> _Exercise brief_: Copy the lines from the one containing "windows-taskbar: ⚲ Search" through the one containing "simpan-data-button[interactable]: Simpan Data" exactly, with nothing else.

====== Raw data

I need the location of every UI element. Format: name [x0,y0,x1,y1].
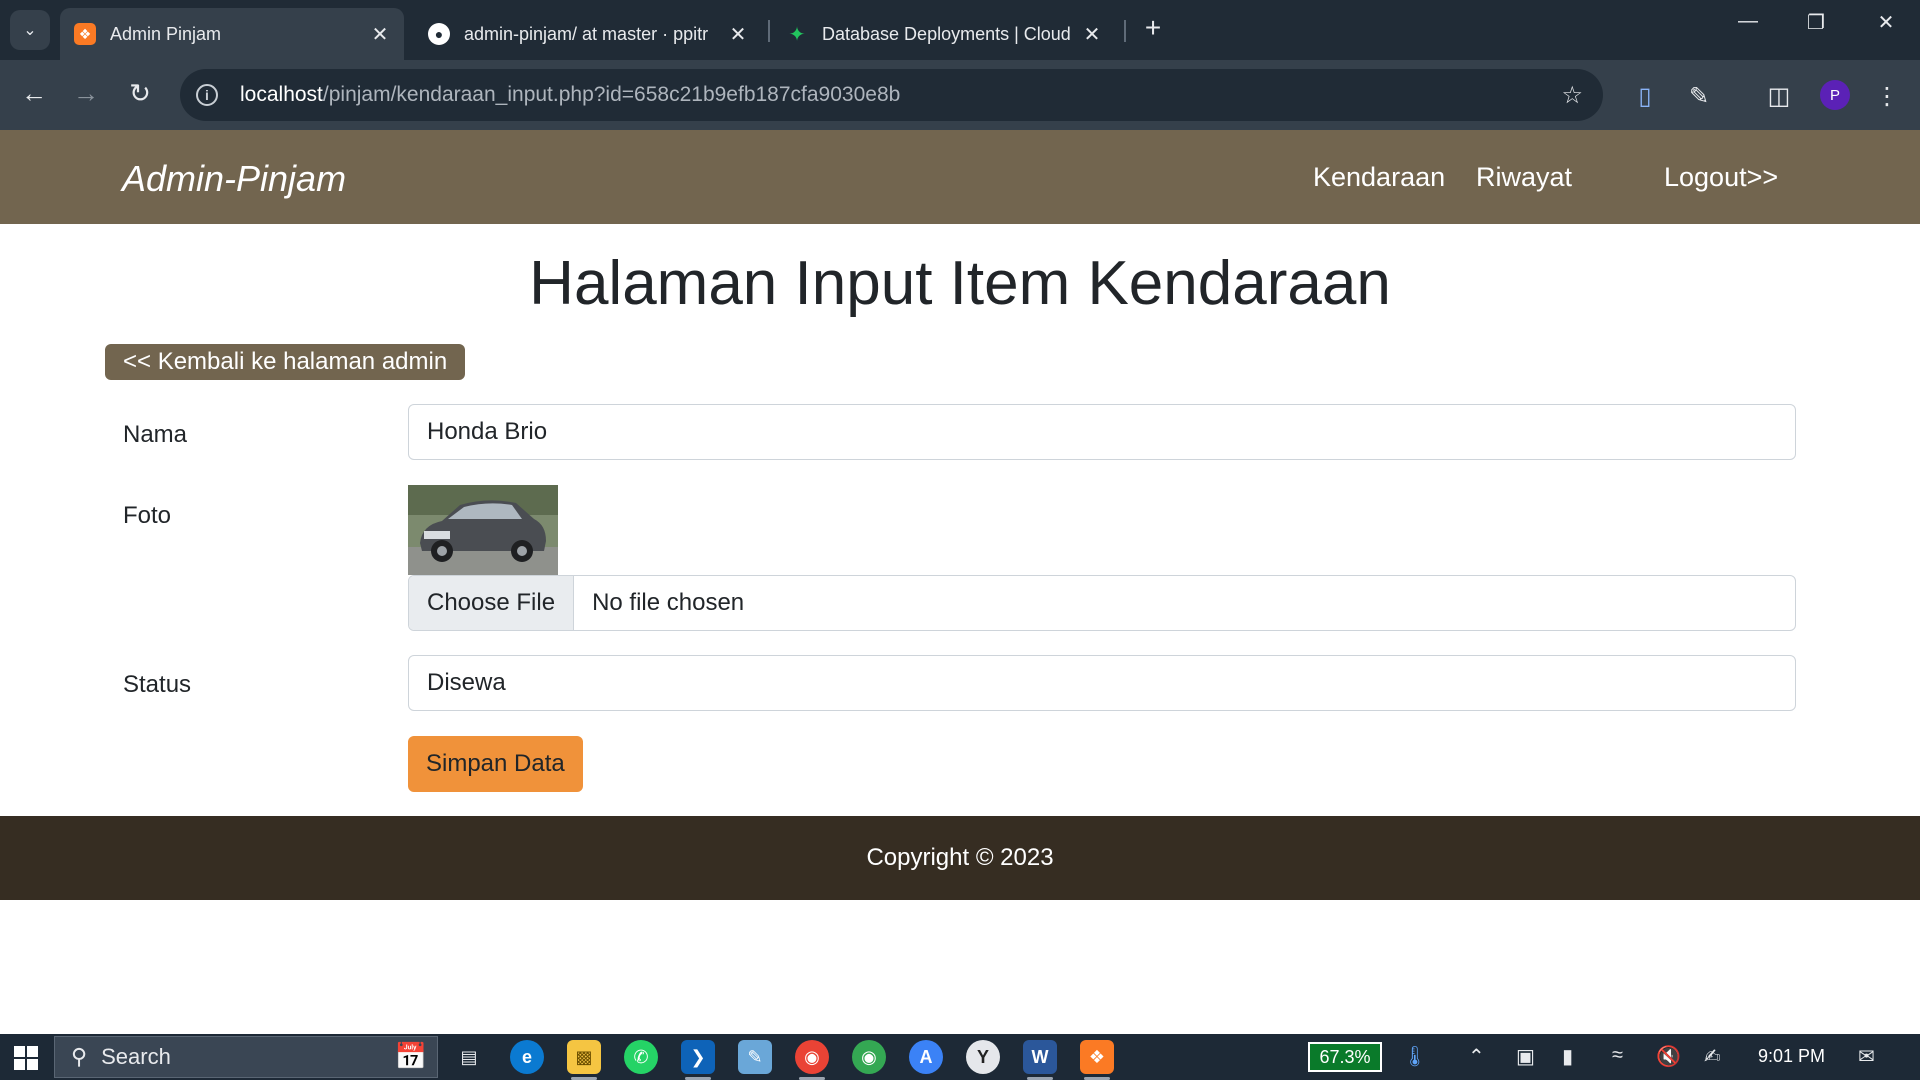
windows-taskbar: ⚲ Search 📅 ▤ e ▩ ✆ ❯ ✎ ◉ ◉ A Y W ❖ 67.3%… [0,1034,1920,1080]
task-view-icon[interactable]: ▤ [452,1040,486,1074]
tab-admin-pinjam[interactable]: ❖ Admin Pinjam ✕ [60,8,404,60]
tab-github[interactable]: ● admin-pinjam/ at master · ppitr ✕ [414,8,762,60]
thermometer-icon[interactable]: 🌡 [1402,1044,1427,1069]
copyright-text: Copyright © 2023 [866,844,1054,871]
wifi-icon[interactable]: ≈ [1612,1044,1623,1067]
nav-link-logout[interactable]: Logout>> [1664,162,1778,193]
status-label: Status [123,671,192,698]
whatsapp-icon[interactable]: ✆ [624,1040,658,1074]
browser-toolbar: ← → ↻ i localhost/pinjam/kendaraan_input… [0,60,1920,130]
site-info-icon[interactable]: i [196,84,218,106]
site-footer: Copyright © 2023 [0,816,1920,900]
edge-icon[interactable]: e [510,1040,544,1074]
calendar-icon: 📅 [394,1041,427,1071]
nama-input[interactable]: Honda Brio [408,404,1796,460]
car-photo-image [408,485,558,575]
vscode-icon[interactable]: ❯ [681,1040,715,1074]
camera-icon[interactable]: ▣ [1516,1044,1535,1069]
side-panel-icon[interactable]: ◫ [1764,82,1794,111]
extensions-puzzle-icon[interactable]: ✎ [1684,82,1714,111]
tab-search-icon[interactable]: ⌄ [10,10,50,50]
simpan-data-button[interactable]: Simpan Data [408,736,583,792]
nav-link-kendaraan[interactable]: Kendaraan [1313,162,1445,193]
browser-tabstrip: ⌄ ❖ Admin Pinjam ✕ ● admin-pinjam/ at ma… [0,0,1920,60]
nav-link-riwayat[interactable]: Riwayat [1476,162,1572,193]
compass-app-icon[interactable]: Y [966,1040,1000,1074]
minimize-icon[interactable]: — [1728,10,1768,33]
foto-label: Foto [123,502,172,529]
foto-file-input[interactable]: Choose File No file chosen [408,575,1796,631]
search-icon: ⚲ [71,1044,88,1069]
tab-title: Database Deployments | Cloud: [822,23,1072,44]
page-title: Halaman Input Item Kendaraan [529,249,1391,318]
file-explorer-icon[interactable]: ▩ [567,1040,601,1074]
choose-file-button[interactable]: Choose File [409,576,575,630]
cpu-usage-widget[interactable]: 67.3% [1308,1042,1382,1072]
site-navbar: Admin-Pinjam Kendaraan Riwayat Logout>> [0,130,1920,224]
bookmark-star-icon[interactable]: ☆ [1561,81,1583,110]
chrome-profile-icon[interactable]: ◉ [852,1040,886,1074]
show-hidden-icons-chevron-icon[interactable]: ⌃ [1468,1044,1485,1069]
back-arrow-icon[interactable]: ← [16,78,52,109]
file-status-text: No file chosen [592,589,745,616]
taskbar-clock[interactable]: 9:01 PM [1758,1046,1825,1067]
battery-icon[interactable]: ▮ [1562,1044,1573,1069]
close-tab-icon[interactable]: ✕ [1082,22,1102,47]
site-brand[interactable]: Admin-Pinjam [122,158,346,200]
notepad-icon[interactable]: ✎ [738,1040,772,1074]
close-tab-icon[interactable]: ✕ [370,22,390,47]
profile-avatar[interactable]: P [1820,80,1850,110]
car-photo-thumbnail [408,485,558,575]
tab-separator [1124,20,1126,42]
back-to-admin-button[interactable]: << Kembali ke halaman admin [105,344,466,380]
url-text[interactable]: localhost/pinjam/kendaraan_input.php?id=… [240,83,900,107]
xampp-taskbar-icon[interactable]: ❖ [1080,1040,1114,1074]
tab-title: Admin Pinjam [110,23,222,44]
xampp-icon: ❖ [74,23,96,45]
taskbar-search-box[interactable]: ⚲ Search 📅 [54,1036,438,1078]
url-host: localhost [240,83,323,106]
status-input[interactable]: Disewa [408,655,1796,711]
new-tab-button[interactable]: + [1138,12,1168,44]
close-window-icon[interactable]: ✕ [1866,10,1906,35]
notification-icon[interactable]: ✉ [1858,1044,1875,1069]
taskbar-search-label: Search [101,1044,171,1069]
menu-kebab-icon[interactable]: ⋮ [1872,82,1902,111]
restore-icon[interactable]: ❐ [1796,10,1836,35]
nama-label: Nama [123,421,188,448]
mongodb-icon: ✦ [788,23,806,46]
tab-mongodb[interactable]: ✦ Database Deployments | Cloud: ✕ [772,8,1116,60]
chrome-icon[interactable]: ◉ [795,1040,829,1074]
reload-icon[interactable]: ↻ [122,78,158,109]
address-bar[interactable]: i localhost/pinjam/kendaraan_input.php?i… [180,69,1603,121]
tab-title: admin-pinjam/ at master · ppitr [464,23,709,44]
pen-icon[interactable]: ✍ [1704,1044,1721,1069]
github-icon: ● [428,23,450,45]
app-store-icon[interactable]: A [909,1040,943,1074]
tab-separator [768,20,770,42]
windows-start-icon[interactable] [14,1046,38,1070]
word-icon[interactable]: W [1023,1040,1057,1074]
close-tab-icon[interactable]: ✕ [728,22,748,47]
forward-arrow-icon[interactable]: → [68,78,104,109]
url-path: /pinjam/kendaraan_input.php?id=658c21b9e… [322,83,901,106]
extension-doc-icon[interactable]: ▯ [1630,82,1660,111]
speaker-muted-icon[interactable]: 🔇 [1656,1044,1681,1069]
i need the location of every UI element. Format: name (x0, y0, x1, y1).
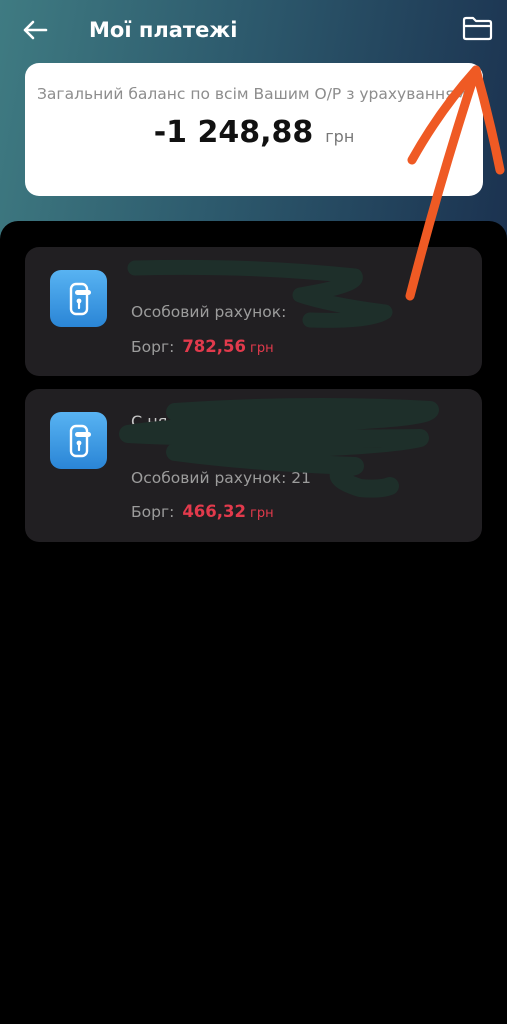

============

> _Output of the task_:
windows-taskbar: ⚲ Search 📅 ▤ e ▩ ✆ ❯ ✎ ◉ ◉ A Y W ❖ 67.3%… [0,1034,1920,1080]
task-view-icon[interactable]: ▤ [452,1040,486,1074]
tab-admin-pinjam[interactable]: ❖ Admin Pinjam ✕ [60,8,404,60]
tab-github[interactable]: ● admin-pinjam/ at master · ppitr ✕ [414,8,762,60]
thermometer-icon[interactable]: 🌡 [1402,1044,1427,1069]
copyright-text: Copyright © 2023 [866,844,1054,871]
wifi-icon[interactable]: ≈ [1612,1044,1623,1067]
nav-link-logout[interactable]: Logout>> [1664,162,1778,193]
status-label: Status [123,671,192,698]
whatsapp-icon[interactable]: ✆ [624,1040,658,1074]
browser-toolbar: ← → ↻ i localhost/pinjam/kendaraan_input… [0,60,1920,130]
site-info-icon[interactable]: i [196,84,218,106]
site-footer: Copyright © 2023 [0,816,1920,900]
edge-icon[interactable]: e [510,1040,544,1074]
calendar-icon: 📅 [394,1041,427,1071]
nama-input[interactable]: Honda Brio [408,404,1796,460]
car-photo-image [408,485,558,575]
vscode-icon[interactable]: ❯ [681,1040,715,1074]
camera-icon[interactable]: ▣ [1516,1044,1535,1069]
side-panel-icon[interactable]: ◫ [1764,82,1794,111]
extensions-puzzle-icon[interactable]: ✎ [1684,82,1714,111]
tab-search-icon[interactable]: ⌄ [10,10,50,50]
simpan-data-button[interactable]: Simpan Data [408,736,583,792]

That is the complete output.